REQUIRED WORK:
Present the lines of the entries from the one containing "form-panel: Typ změny" through the one containing "change-type-label: Typ změny", both included, as a Markdown table with columns Row and Line, one line per row and blank lines omitted.

GIVEN ENTRIES:
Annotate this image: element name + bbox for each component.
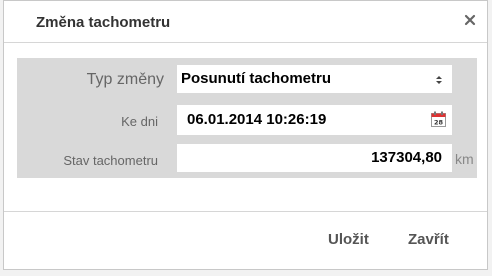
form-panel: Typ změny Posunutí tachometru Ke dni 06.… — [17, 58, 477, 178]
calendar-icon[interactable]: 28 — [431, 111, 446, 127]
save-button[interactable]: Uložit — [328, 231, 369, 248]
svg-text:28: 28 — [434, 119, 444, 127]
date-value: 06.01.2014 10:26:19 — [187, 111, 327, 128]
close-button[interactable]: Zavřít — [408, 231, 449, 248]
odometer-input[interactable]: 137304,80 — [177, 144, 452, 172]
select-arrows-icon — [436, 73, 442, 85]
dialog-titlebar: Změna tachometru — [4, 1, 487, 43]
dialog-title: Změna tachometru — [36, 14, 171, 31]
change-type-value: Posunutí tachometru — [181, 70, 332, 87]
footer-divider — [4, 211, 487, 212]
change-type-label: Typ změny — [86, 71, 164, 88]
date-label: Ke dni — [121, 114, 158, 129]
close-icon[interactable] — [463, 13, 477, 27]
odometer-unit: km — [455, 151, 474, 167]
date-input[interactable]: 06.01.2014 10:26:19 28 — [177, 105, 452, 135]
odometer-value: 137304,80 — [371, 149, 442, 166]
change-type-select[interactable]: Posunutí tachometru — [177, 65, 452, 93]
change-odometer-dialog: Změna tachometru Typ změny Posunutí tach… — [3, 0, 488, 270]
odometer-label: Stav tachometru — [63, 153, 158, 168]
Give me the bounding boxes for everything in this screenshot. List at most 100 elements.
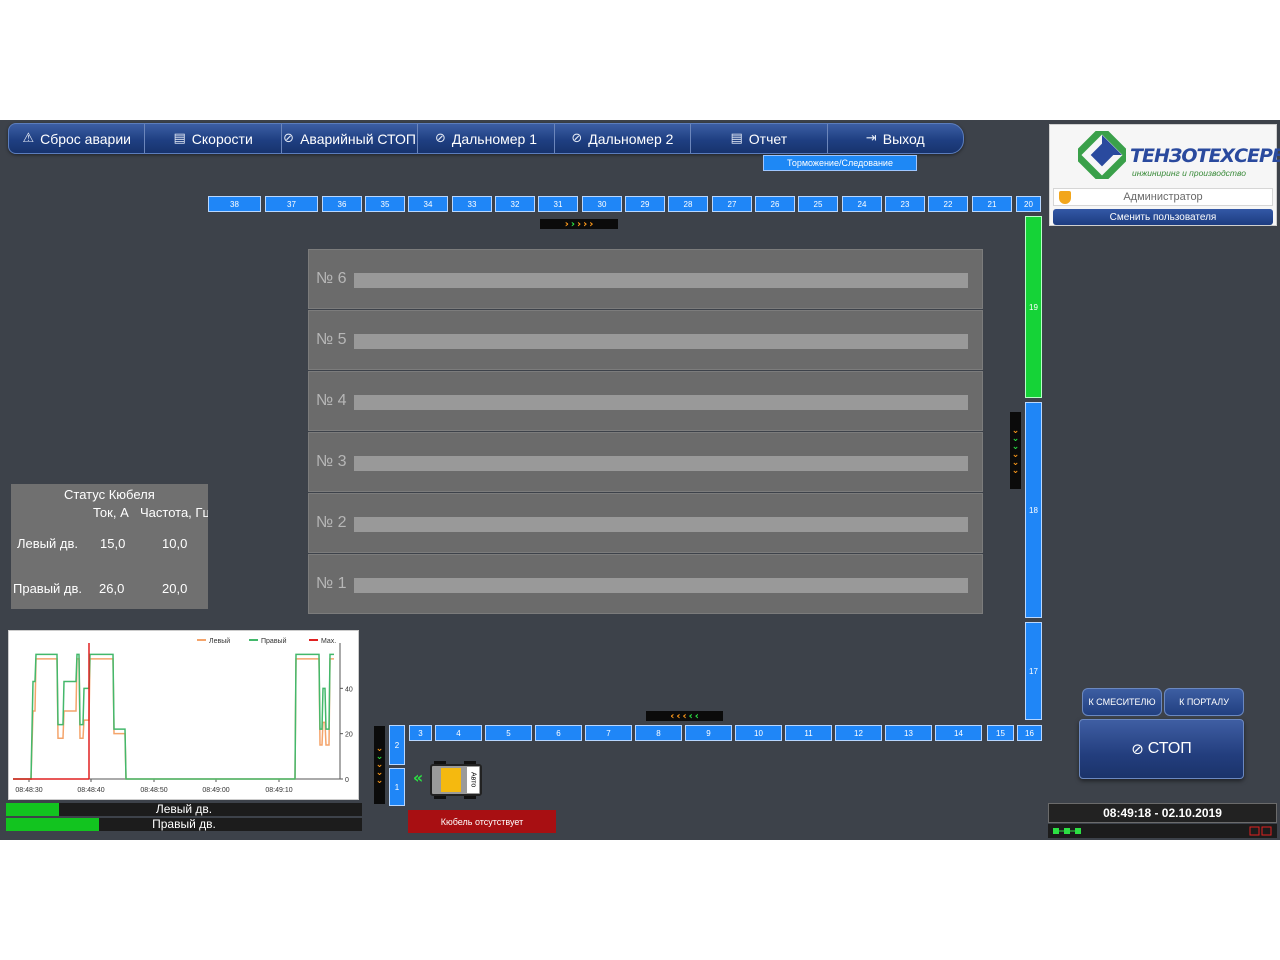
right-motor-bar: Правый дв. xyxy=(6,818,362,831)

EXERCISE ANSWER:
| Row | Line |
|---|---|
| 1 | form-panel: Typ změny Posunutí tachometru Ke dni 06.… — [17, 58, 477, 178] |
| 2 | calendar-icon[interactable]: 28 — [431, 111, 446, 127] |
| 3 | save-button[interactable]: Uložit — [328, 231, 369, 248] |
| 4 | svg-text:28: 28 — [434, 119, 444, 127] |
| 5 | date-value: 06.01.2014 10:26:19 — [187, 111, 327, 128] |
| 6 | close-button[interactable]: Zavřít — [408, 231, 449, 248] |
| 7 | odometer-input[interactable]: 137304,80 — [177, 144, 452, 172] |
| 8 | select-arrows-icon — [436, 73, 442, 85] |
| 9 | dialog-titlebar: Změna tachometru — [4, 1, 487, 43] |
| 10 | dialog-title: Změna tachometru — [36, 14, 171, 31] |
| 11 | change-type-value: Posunutí tachometru — [181, 70, 332, 87] |
| 12 | footer-divider — [4, 211, 487, 212] |
| 13 | change-type-label: Typ změny — [86, 71, 164, 88] |